## OBJECTIVE:
Go through the listing and return every line with "المحاضرة" in it.

## ENTRIES PROVIDED:
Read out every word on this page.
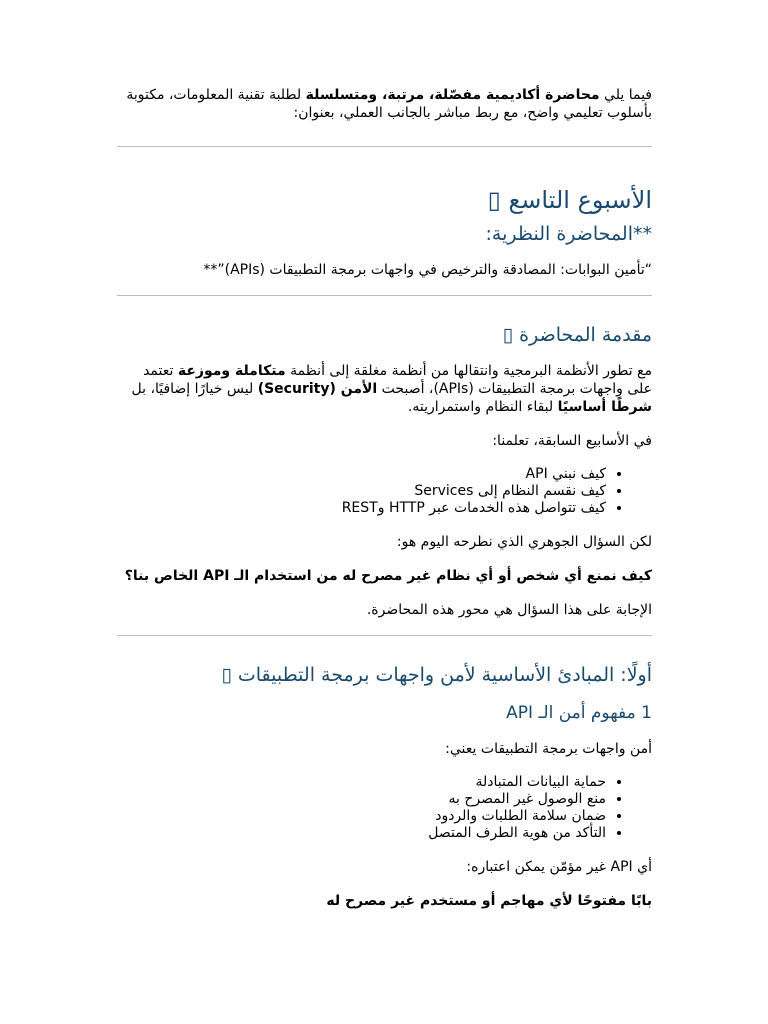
فيما يلي محاضرة أكاديمية مفصّلة، مرتبة، ومتسلسلة لطلبة تقنية المعلومات، مكتوبة بأسلوب تعليمي واضح، مع ربط مباشر بالجانب العملي، بعنوان:

الأسبوع التاسع ▯
**المحاضرة النظرية:

“تأمين البوابات: المصادقة والترخيص في واجهات برمجة التطبيقات (APIs)”**

مقدمة المحاضرة ▯

مع تطور الأنظمة البرمجية وانتقالها من أنظمة مغلقة إلى أنظمة متكاملة وموزعة تعتمد على واجهات برمجة التطبيقات (APIs)، أصبحت الأمن (Security) ليس خيارًا إضافيًا، بل شرطًا أساسيًا لبقاء النظام واستمراريته.

في الأسابيع السابقة، تعلمنا:

• كيف نبني API
• كيف نقسم النظام إلى Services
• كيف تتواصل هذه الخدمات عبر HTTP وREST

لكن السؤال الجوهري الذي نطرحه اليوم هو:

كيف نمنع أي شخص أو أي نظام غير مصرح له من استخدام الـ API الخاص بنا؟

الإجابة على هذا السؤال هي محور هذه المحاضرة.

أولًا: المبادئ الأساسية لأمن واجهات برمجة التطبيقات ▯
1 مفهوم أمن الـ API

أمن واجهات برمجة التطبيقات يعني:

• حماية البيانات المتبادلة
• منع الوصول غير المصرح به
• ضمان سلامة الطلبات والردود
• التأكد من هوية الطرف المتصل

أي API غير مؤمّن يمكن اعتباره:

بابًا مفتوحًا لأي مهاجم أو مستخدم غير مصرح له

## SOLUTION BELOW:
**المحاضرة النظرية:
مقدمة المحاضرة ▯
الإجابة على هذا السؤال هي محور هذه المحاضرة.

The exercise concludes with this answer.